THE REQUEST: Pick out each line of the records that includes the string "Trillion", and copy it.

EXTRACTED INFORMATION:

▬▬▬

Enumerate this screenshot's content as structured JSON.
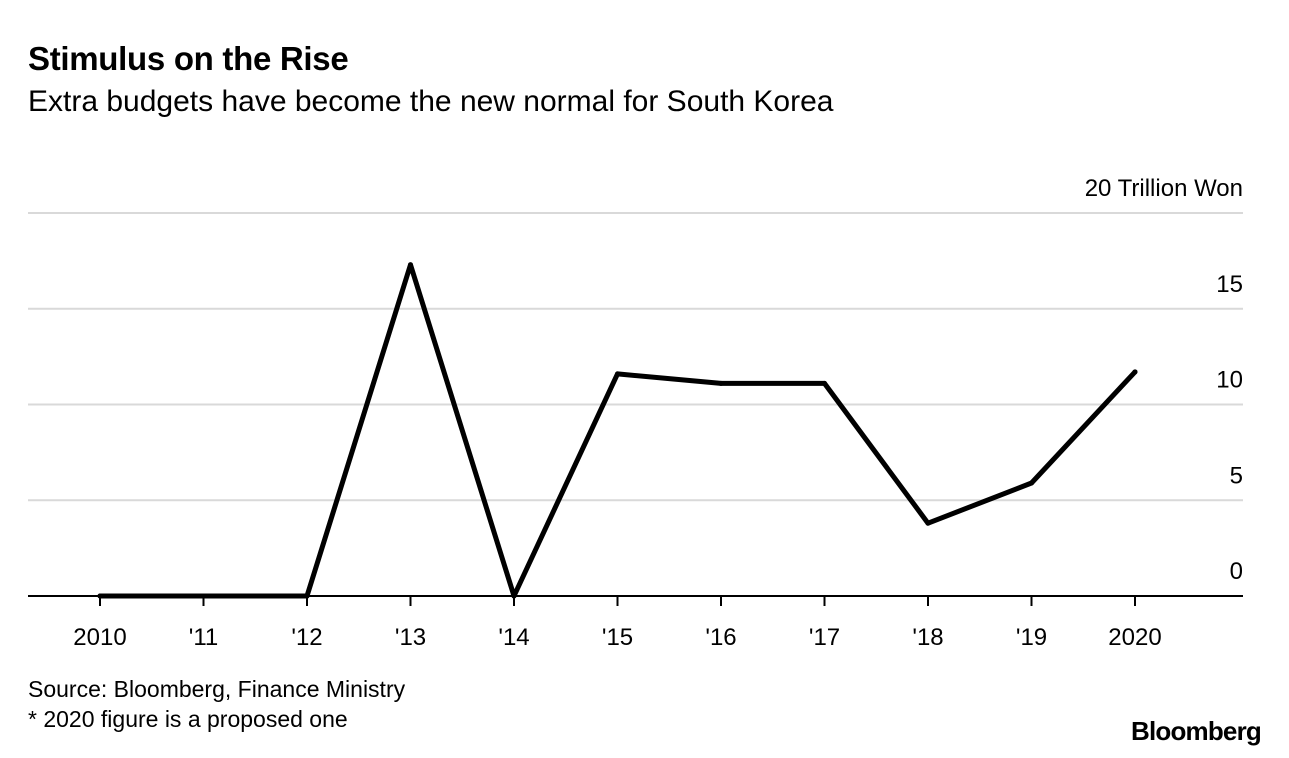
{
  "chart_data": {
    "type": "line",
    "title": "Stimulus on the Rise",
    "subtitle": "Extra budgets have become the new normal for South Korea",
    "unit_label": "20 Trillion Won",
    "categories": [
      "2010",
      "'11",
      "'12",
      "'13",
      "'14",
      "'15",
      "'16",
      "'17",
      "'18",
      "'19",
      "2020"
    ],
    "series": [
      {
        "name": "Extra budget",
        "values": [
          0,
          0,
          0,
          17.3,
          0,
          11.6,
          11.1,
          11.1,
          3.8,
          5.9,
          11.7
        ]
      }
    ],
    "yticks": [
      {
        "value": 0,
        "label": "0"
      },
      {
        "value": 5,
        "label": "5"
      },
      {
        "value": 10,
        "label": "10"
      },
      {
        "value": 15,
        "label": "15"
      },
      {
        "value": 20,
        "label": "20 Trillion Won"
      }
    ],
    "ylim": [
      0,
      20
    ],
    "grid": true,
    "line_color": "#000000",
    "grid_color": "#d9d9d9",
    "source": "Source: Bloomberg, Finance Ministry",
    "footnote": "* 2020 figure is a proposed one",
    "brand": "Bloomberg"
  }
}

▬▬▬

SOLUTION BELOW:
    "unit_label": "20 Trillion Won",
        "label": "20 Trillion Won"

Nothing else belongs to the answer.